* BEGIN *
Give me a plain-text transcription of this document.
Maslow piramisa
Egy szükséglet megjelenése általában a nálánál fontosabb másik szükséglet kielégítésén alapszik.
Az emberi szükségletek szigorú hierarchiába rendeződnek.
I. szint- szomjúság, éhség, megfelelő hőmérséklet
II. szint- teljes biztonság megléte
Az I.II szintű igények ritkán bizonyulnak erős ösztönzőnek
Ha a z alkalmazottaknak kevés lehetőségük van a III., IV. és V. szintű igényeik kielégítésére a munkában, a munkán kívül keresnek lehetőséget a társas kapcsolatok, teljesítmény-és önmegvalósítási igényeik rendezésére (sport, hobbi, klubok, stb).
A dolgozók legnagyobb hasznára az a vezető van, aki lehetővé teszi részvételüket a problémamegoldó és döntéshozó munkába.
* END *
**Problem details:** Provide an exact reproduction of all the entries shown above.

**Exercise solution:**
Give me a plain-text transcription of this document.
Maslow piramisa
Egy szükséglet megjelenése általában a nálánál fontosabb másik szükséglet kielégítésén alapszik.
Az emberi szükségletek szigorú hierarchiába rendeződnek.
I. szint- szomjúság, éhség, megfelelő hőmérséklet
II. szint- teljes biztonság megléte
Az I.II szintű igények ritkán bizonyulnak erős ösztönzőnek
Ha a z alkalmazottaknak kevés lehetőségük van a III., IV. és V. szintű igényeik kielégítésére a munkában, a munkán kívül keresnek lehetőséget a társas kapcsolatok, teljesítmény-és önmegvalósítási igényeik rendezésére (sport, hobbi, klubok, stb).
A dolgozók legnagyobb hasznára az a vezető van, aki lehetővé teszi részvételüket a problémamegoldó és döntéshozó munkába.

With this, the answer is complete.